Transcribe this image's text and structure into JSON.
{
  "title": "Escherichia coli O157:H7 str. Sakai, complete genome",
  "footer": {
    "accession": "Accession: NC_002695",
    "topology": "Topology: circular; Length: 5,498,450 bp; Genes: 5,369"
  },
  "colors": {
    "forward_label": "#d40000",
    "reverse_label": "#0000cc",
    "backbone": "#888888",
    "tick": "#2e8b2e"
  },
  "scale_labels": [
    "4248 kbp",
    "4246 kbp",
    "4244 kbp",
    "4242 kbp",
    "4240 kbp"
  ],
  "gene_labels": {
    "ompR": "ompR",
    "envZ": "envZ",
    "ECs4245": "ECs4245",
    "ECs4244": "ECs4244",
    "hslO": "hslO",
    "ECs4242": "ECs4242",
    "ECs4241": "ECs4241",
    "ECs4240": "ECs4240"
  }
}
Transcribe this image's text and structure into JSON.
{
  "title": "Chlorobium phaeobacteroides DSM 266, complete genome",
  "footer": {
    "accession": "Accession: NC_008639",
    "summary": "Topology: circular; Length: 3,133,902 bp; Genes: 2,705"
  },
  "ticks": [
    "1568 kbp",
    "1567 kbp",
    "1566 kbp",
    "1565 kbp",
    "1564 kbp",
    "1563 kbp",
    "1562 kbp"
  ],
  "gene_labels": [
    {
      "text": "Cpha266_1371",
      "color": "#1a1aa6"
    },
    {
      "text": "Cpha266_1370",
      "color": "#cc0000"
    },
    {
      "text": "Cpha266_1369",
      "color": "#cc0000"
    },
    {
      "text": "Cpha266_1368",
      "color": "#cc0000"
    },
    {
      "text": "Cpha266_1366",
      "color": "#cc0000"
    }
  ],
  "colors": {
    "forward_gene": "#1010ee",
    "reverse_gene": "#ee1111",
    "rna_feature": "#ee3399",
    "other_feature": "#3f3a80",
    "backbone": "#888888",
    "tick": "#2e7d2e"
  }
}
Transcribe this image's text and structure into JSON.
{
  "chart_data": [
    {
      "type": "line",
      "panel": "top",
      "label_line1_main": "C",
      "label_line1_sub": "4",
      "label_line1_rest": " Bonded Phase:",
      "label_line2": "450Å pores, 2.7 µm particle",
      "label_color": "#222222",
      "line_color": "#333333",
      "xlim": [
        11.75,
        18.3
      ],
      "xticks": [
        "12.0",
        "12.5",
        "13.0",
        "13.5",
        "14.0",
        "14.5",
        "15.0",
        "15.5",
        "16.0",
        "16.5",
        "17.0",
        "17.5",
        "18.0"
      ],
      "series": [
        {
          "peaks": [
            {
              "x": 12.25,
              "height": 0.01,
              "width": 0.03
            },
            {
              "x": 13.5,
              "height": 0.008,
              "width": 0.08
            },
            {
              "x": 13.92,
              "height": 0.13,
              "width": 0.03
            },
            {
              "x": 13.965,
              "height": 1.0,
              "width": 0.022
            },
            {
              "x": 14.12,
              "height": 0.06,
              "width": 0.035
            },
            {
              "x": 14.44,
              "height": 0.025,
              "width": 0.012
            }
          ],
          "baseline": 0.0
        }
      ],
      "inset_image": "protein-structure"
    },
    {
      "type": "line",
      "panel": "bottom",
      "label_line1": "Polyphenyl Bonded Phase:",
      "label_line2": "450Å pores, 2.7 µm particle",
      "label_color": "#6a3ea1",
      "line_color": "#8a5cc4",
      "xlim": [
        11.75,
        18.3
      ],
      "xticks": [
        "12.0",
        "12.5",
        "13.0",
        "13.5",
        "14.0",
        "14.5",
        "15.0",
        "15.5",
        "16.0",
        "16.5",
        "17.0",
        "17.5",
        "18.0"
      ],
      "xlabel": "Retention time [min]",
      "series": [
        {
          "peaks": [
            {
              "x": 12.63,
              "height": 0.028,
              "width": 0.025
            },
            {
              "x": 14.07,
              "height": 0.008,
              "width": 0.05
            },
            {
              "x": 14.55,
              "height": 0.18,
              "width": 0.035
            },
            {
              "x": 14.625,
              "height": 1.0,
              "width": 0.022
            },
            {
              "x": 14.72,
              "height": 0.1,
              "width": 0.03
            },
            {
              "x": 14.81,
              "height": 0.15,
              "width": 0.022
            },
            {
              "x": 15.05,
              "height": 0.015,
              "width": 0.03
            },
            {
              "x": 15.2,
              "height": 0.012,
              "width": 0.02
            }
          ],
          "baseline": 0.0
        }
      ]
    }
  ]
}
========================
PROBLEM TO SOLVE:
Put down all the data once more, exactly as it appears above.

SOLUTION:
Transcribe this image's text and structure into JSON.
{
  "title": "Escherichia coli O157:H7 str. Sakai, complete genome",
  "footer": {
    "accession": "Accession: NC_002695",
    "topology": "Topology: circular; Length: 5,498,450 bp; Genes: 5,369"
  },
  "colors": {
    "forward_label": "#d40000",
    "reverse_label": "#0000cc",
    "backbone": "#888888",
    "tick": "#2e8b2e"
  },
  "scale_labels": [
    "4248 kbp",
    "4246 kbp",
    "4244 kbp",
    "4242 kbp",
    "4240 kbp"
  ],
  "gene_labels": {
    "ompR": "ompR",
    "envZ": "envZ",
    "ECs4245": "ECs4245",
    "ECs4244": "ECs4244",
    "hslO": "hslO",
    "ECs4242": "ECs4242",
    "ECs4241": "ECs4241",
    "ECs4240": "ECs4240"
  }
}
Transcribe this image's text and structure into JSON.
{
  "title": "Chlorobium phaeobacteroides DSM 266, complete genome",
  "footer": {
    "accession": "Accession: NC_008639",
    "summary": "Topology: circular; Length: 3,133,902 bp; Genes: 2,705"
  },
  "ticks": [
    "1568 kbp",
    "1567 kbp",
    "1566 kbp",
    "1565 kbp",
    "1564 kbp",
    "1563 kbp",
    "1562 kbp"
  ],
  "gene_labels": [
    {
      "text": "Cpha266_1371",
      "color": "#1a1aa6"
    },
    {
      "text": "Cpha266_1370",
      "color": "#cc0000"
    },
    {
      "text": "Cpha266_1369",
      "color": "#cc0000"
    },
    {
      "text": "Cpha266_1368",
      "color": "#cc0000"
    },
    {
      "text": "Cpha266_1366",
      "color": "#cc0000"
    }
  ],
  "colors": {
    "forward_gene": "#1010ee",
    "reverse_gene": "#ee1111",
    "rna_feature": "#ee3399",
    "other_feature": "#3f3a80",
    "backbone": "#888888",
    "tick": "#2e7d2e"
  }
}
Transcribe this image's text and structure into JSON.
{
  "chart_data": [
    {
      "type": "line",
      "panel": "top",
      "label_line1_main": "C",
      "label_line1_sub": "4",
      "label_line1_rest": " Bonded Phase:",
      "label_line2": "450Å pores, 2.7 µm particle",
      "label_color": "#222222",
      "line_color": "#333333",
      "xlim": [
        11.75,
        18.3
      ],
      "xticks": [
        "12.0",
        "12.5",
        "13.0",
        "13.5",
        "14.0",
        "14.5",
        "15.0",
        "15.5",
        "16.0",
        "16.5",
        "17.0",
        "17.5",
        "18.0"
      ],
      "series": [
        {
          "peaks": [
            {
              "x": 12.25,
              "height": 0.01,
              "width": 0.03
            },
            {
              "x": 13.5,
              "height": 0.008,
              "width": 0.08
            },
            {
              "x": 13.92,
              "height": 0.13,
              "width": 0.03
            },
            {
              "x": 13.965,
              "height": 1.0,
              "width": 0.022
            },
            {
              "x": 14.12,
              "height": 0.06,
              "width": 0.035
            },
            {
              "x": 14.44,
              "height": 0.025,
              "width": 0.012
            }
          ],
          "baseline": 0.0
        }
      ],
      "inset_image": "protein-structure"
    },
    {
      "type": "line",
      "panel": "bottom",
      "label_line1": "Polyphenyl Bonded Phase:",
      "label_line2": "450Å pores, 2.7 µm particle",
      "label_color": "#6a3ea1",
      "line_color": "#8a5cc4",
      "xlim": [
        11.75,
        18.3
      ],
      "xticks": [
        "12.0",
        "12.5",
        "13.0",
        "13.5",
        "14.0",
        "14.5",
        "15.0",
        "15.5",
        "16.0",
        "16.5",
        "17.0",
        "17.5",
        "18.0"
      ],
      "xlabel": "Retention time [min]",
      "series": [
        {
          "peaks": [
            {
              "x": 12.63,
              "height": 0.028,
              "width": 0.025
            },
            {
              "x": 14.07,
              "height": 0.008,
              "width": 0.05
            },
            {
              "x": 14.55,
              "height": 0.18,
              "width": 0.035
            },
            {
              "x": 14.625,
              "height": 1.0,
              "width": 0.022
            },
            {
              "x": 14.72,
              "height": 0.1,
              "width": 0.03
            },
            {
              "x": 14.81,
              "height": 0.15,
              "width": 0.022
            },
            {
              "x": 15.05,
              "height": 0.015,
              "width": 0.03
            },
            {
              "x": 15.2,
              "height": 0.012,
              "width": 0.02
            }
          ],
          "baseline": 0.0
        }
      ]
    }
  ]
}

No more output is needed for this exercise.